[Figure content listings]:
- - - -
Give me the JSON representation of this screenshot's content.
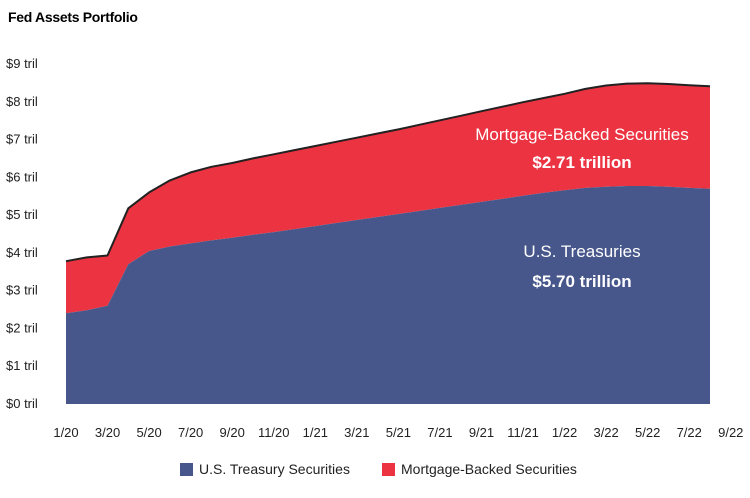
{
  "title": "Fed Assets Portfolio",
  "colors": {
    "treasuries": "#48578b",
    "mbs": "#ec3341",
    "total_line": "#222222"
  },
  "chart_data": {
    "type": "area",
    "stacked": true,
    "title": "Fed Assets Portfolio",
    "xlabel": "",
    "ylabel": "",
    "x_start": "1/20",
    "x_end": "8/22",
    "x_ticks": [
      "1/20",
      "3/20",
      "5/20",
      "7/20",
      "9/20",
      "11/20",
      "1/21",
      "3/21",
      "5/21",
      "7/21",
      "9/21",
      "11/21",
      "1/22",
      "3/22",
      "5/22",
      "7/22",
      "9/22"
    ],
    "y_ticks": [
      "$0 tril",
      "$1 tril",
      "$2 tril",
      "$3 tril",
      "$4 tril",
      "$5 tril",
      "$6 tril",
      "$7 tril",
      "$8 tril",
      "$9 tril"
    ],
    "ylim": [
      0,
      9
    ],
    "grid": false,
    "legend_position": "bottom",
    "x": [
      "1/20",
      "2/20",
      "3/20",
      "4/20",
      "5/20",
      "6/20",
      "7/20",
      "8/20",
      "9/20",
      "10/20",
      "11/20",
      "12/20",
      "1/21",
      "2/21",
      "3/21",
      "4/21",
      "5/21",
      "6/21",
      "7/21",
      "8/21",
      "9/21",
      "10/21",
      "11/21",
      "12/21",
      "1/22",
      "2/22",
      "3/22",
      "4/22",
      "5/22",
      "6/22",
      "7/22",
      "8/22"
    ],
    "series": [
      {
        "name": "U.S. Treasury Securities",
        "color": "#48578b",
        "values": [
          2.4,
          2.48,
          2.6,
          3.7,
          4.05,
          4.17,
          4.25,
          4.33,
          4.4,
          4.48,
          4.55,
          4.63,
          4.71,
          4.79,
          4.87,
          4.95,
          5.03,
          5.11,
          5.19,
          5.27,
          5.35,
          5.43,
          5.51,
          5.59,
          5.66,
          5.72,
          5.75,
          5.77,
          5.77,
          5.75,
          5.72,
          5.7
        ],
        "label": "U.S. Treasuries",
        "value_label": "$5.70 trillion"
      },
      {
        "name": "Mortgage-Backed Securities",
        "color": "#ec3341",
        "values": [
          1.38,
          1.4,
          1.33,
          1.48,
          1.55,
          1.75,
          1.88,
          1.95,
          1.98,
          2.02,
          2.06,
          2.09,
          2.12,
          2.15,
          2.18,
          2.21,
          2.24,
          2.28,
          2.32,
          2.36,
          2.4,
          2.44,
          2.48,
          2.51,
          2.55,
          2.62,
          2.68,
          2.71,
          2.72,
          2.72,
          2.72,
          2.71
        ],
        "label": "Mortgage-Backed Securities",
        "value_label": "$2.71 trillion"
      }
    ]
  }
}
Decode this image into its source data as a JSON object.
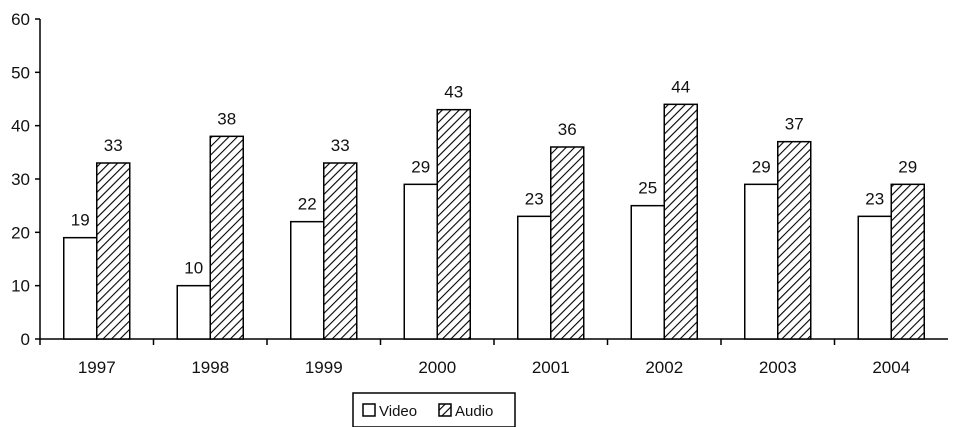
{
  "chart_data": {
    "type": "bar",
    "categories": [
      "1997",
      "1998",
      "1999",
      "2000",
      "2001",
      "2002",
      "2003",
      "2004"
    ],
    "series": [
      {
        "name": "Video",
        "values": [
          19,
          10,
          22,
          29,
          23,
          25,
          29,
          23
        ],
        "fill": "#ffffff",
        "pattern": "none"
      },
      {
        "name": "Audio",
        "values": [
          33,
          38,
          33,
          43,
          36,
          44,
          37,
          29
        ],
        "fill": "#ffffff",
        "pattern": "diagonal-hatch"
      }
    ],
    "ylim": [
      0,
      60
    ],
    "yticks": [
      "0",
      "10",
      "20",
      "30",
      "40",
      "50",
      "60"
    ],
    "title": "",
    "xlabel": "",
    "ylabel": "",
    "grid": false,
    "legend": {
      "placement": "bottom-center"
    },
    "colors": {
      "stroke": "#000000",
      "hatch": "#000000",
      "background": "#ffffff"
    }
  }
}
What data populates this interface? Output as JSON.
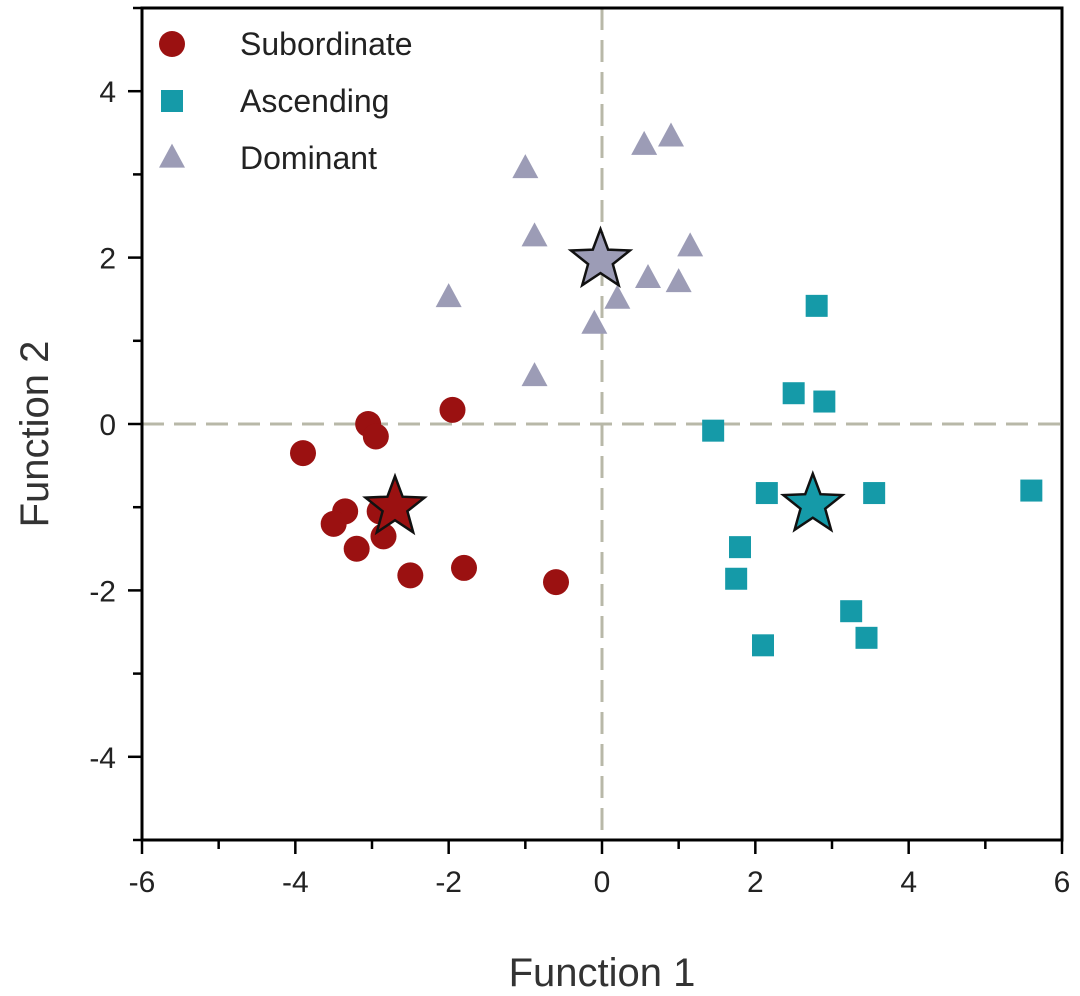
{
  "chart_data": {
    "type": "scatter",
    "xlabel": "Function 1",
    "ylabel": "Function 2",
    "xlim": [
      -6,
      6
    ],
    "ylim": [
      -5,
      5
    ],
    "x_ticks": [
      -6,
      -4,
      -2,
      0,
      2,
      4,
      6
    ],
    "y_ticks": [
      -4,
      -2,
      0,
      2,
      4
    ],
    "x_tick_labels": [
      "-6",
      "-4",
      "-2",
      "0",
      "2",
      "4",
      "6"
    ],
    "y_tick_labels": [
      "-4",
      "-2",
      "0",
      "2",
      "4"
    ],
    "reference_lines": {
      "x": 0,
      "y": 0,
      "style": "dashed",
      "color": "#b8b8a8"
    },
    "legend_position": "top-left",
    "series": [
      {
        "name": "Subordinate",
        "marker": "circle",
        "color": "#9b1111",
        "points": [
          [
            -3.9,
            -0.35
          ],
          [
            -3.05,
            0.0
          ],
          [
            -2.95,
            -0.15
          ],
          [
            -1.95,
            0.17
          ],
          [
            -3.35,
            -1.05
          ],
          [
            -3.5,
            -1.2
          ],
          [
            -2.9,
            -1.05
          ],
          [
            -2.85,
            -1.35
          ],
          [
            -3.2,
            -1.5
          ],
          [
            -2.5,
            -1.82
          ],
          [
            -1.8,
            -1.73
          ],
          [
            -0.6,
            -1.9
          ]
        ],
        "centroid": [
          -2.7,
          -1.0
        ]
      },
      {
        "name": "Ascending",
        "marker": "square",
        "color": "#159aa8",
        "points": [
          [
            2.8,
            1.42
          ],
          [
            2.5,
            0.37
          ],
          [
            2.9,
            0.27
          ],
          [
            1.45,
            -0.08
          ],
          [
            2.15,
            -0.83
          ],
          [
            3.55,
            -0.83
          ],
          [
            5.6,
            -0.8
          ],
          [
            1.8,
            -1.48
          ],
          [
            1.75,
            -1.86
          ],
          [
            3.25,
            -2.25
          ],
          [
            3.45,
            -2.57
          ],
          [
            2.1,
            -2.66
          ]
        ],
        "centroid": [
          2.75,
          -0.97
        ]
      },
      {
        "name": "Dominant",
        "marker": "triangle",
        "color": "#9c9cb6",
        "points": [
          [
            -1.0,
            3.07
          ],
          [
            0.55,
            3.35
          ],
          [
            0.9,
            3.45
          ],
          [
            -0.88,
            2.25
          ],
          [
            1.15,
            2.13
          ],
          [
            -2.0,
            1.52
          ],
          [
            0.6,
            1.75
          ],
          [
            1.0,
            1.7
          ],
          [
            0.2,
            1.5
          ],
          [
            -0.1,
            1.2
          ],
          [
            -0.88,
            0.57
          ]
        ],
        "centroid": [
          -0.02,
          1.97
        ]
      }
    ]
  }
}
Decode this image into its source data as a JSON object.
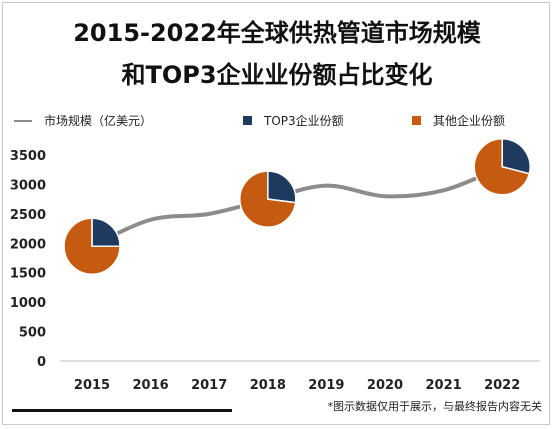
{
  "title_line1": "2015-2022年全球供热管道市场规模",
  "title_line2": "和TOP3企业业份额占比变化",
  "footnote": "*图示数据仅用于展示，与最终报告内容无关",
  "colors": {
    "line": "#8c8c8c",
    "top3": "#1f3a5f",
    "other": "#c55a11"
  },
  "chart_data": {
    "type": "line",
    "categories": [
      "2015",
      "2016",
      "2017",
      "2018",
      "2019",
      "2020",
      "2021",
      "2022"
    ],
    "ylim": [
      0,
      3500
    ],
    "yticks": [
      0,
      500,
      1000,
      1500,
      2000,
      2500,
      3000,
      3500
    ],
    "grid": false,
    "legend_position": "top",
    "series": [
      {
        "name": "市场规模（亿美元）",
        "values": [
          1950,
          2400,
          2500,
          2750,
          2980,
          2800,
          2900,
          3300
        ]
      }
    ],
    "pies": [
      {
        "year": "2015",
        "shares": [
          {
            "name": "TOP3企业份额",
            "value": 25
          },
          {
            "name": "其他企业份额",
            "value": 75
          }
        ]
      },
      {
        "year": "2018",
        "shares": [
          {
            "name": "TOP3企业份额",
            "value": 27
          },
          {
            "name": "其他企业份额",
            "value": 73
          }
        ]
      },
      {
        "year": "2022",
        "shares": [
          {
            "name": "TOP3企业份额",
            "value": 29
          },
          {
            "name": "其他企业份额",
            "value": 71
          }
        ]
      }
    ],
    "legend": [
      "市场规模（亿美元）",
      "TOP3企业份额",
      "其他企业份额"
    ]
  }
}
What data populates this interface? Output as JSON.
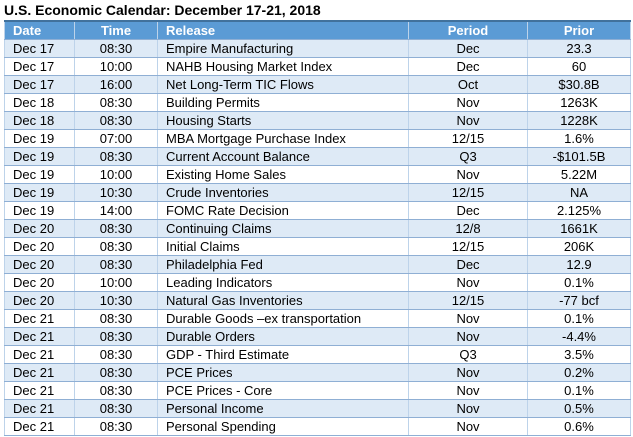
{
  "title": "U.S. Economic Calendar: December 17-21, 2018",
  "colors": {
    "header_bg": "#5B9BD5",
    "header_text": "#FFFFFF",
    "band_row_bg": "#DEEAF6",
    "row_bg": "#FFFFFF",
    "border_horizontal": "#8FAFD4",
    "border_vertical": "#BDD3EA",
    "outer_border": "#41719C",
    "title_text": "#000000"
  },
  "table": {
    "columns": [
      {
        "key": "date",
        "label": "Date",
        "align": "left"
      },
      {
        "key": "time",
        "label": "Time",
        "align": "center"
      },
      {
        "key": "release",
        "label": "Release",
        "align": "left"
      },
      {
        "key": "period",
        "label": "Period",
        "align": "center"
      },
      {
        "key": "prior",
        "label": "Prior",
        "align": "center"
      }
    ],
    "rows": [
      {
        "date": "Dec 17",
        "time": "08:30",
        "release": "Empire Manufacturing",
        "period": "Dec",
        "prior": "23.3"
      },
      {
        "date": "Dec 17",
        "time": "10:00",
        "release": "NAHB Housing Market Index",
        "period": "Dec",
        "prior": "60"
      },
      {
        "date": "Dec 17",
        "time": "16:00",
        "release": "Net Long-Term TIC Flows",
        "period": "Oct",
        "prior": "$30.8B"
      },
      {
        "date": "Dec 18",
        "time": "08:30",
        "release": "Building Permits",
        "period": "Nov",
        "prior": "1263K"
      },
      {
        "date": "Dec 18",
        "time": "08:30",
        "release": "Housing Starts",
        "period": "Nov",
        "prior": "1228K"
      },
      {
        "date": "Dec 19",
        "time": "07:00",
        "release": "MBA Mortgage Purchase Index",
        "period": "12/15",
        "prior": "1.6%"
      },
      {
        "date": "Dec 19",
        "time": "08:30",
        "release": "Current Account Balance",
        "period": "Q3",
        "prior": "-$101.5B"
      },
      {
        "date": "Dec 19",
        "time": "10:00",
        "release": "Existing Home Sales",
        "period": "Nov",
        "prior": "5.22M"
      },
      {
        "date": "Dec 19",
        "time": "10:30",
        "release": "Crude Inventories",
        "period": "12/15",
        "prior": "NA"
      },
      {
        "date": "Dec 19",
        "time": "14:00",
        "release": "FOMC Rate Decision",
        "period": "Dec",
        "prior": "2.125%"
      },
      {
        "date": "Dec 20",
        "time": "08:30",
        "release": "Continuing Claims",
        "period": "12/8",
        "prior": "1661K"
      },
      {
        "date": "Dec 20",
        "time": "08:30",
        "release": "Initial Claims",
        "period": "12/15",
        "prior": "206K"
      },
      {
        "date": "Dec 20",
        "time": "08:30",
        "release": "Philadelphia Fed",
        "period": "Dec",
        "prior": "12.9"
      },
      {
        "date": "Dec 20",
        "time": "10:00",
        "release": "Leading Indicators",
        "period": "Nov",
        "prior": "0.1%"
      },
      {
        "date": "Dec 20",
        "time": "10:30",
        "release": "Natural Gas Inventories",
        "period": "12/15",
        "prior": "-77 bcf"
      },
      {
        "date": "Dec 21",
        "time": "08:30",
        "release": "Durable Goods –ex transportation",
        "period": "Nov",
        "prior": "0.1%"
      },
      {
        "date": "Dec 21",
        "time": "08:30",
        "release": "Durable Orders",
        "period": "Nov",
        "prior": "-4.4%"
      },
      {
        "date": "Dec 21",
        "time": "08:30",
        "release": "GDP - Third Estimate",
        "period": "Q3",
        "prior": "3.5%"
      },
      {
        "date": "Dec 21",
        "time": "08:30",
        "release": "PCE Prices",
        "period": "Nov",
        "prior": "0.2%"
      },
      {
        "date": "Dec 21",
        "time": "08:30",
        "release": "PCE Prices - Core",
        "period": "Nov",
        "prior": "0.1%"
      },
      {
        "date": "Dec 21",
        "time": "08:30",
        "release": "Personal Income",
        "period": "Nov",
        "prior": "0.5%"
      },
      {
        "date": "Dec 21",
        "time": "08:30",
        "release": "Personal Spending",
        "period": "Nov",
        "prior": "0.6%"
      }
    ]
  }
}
- - - -
[Given instruction]:
Collect, from the material above, every line containing the word "marker".

[Response below]:
        "marker": "circle",
        "marker": "square",
        "marker": "triangle",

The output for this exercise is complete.